### WRITTEN PROBLEM A
Please pull out, word for word, the lines of the listing below that start with the line containing "female-avatar — [311, 184, 447, 320]" and end with the line containing "page-title: 选择阅读偏好 — [168, 79, 372, 119]", including both of those lines.

### PASSAGE

Directorio Revolucionario Estudiantil (abbreviation: DRE; English: Student Revolutionary Directorate) was a Cuban student activist group which in opposition to Cuban dictator Fulgencio Batista from 1954 to 1957 played a role in the Cuban Revolution, which came to power in 1959. In 1960, the Directorio was relaunched in opposition to Fidel Castro and moved its base to the United States, where it soon developed links with the Central Intelligence Agency. In August 1962 it carried out an attack on a beachfront Havana hotel. As of 1963, it was the largest anti-Castro student group in Miami; it also had a chapter in New Orleans, where it had contact with Lee Harvey Oswald in mid-1963. Immediately after the 22 November 1963 assassination of John F. Kennedy, it launched a campaign asserting that Lee Harvey Oswald had been acting on behalf of the Cuban government. The group lost its CIA support in December 1966.

### WRITTEN PROBLEM B
Extend the passage on the Cuban student group Directorio Revolucionario Estudiantil, picking up after its final sentence.

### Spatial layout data

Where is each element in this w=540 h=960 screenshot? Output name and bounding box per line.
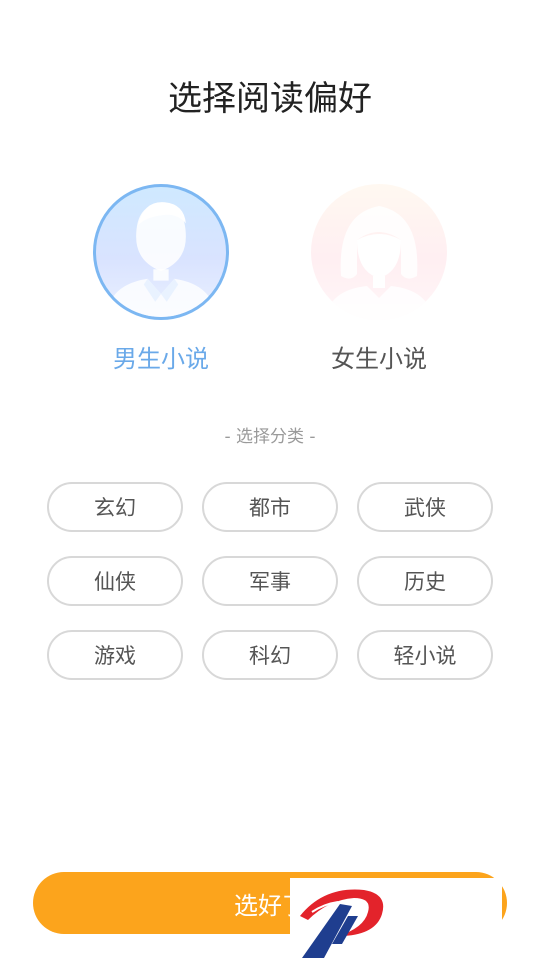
female-avatar — [311, 184, 447, 320]
category-grid: 玄幻 都市 武侠 仙侠 军事 历史 游戏 科幻 轻小说 — [47, 482, 493, 680]
category-chip-xuanhuan[interactable]: 玄幻 — [47, 482, 183, 532]
category-chip-kehuan[interactable]: 科幻 — [202, 630, 338, 680]
female-novel-option[interactable]: 女生小说 — [294, 184, 464, 376]
male-avatar — [93, 184, 229, 320]
category-chip-xianxia[interactable]: 仙侠 — [47, 556, 183, 606]
female-silhouette-icon — [325, 206, 433, 320]
category-chip-qingxiaoshuo[interactable]: 轻小说 — [357, 630, 493, 680]
page-title: 选择阅读偏好 — [168, 79, 372, 119]
category-chip-wuxia[interactable]: 武侠 — [357, 482, 493, 532]
male-novel-option[interactable]: 男生小说 — [76, 184, 246, 376]
category-chip-youxi[interactable]: 游戏 — [47, 630, 183, 680]
category-chip-junshi[interactable]: 军事 — [202, 556, 338, 606]
male-silhouette-icon — [105, 202, 217, 317]
category-chip-dushi[interactable]: 都市 — [202, 482, 338, 532]
category-chip-lishi[interactable]: 历史 — [357, 556, 493, 606]
watermark-logo — [290, 878, 502, 960]
brand-logo-icon — [300, 889, 384, 958]
category-section-label: - 选择分类 - — [224, 427, 316, 447]
male-novel-label: 男生小说 — [113, 345, 209, 373]
female-novel-label: 女生小说 — [331, 345, 427, 373]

### EXERCISE OUTPUT A
female-avatar — [311, 184, 447, 320]
category-grid: 玄幻 都市 武侠 仙侠 军事 历史 游戏 科幻 轻小说 — [47, 482, 493, 680]
category-chip-xuanhuan[interactable]: 玄幻 — [47, 482, 183, 532]
category-chip-kehuan[interactable]: 科幻 — [202, 630, 338, 680]
female-novel-option[interactable]: 女生小说 — [294, 184, 464, 376]
male-avatar — [93, 184, 229, 320]
category-chip-xianxia[interactable]: 仙侠 — [47, 556, 183, 606]
female-silhouette-icon — [325, 206, 433, 320]
category-chip-qingxiaoshuo[interactable]: 轻小说 — [357, 630, 493, 680]
page-title: 选择阅读偏好 — [168, 79, 372, 119]

### EXERCISE OUTPUT B
History
The DRE was founded in 1954 as a Catholic student group opposed to the Cuban dictator Fulgencio Batista, defining its principles as political liberty, economic independence, and social justice. For a student group, the DRE made military contributions to the Cuban Revolution by focusing on targeted plans. In 1957, the group coordinated an attack on Batista's Presidential Palace organised by DRE leader José Antonio Echeverría, who died the same day in a related incident, and the opening of a second front in the Escambray Mountains, which was taken over by Che Guevara. The death of Echeverría and other leaders led to the virtual collapse of the group, and its remaining membership largely joined the Escambray front under the leadership of the 26th of July Movement. After the death of Echevarría, the leadership passed to Faure Chomón and Rolando Cubela Secades in the urban underground and the Escambray Mountain insurrection, respectively.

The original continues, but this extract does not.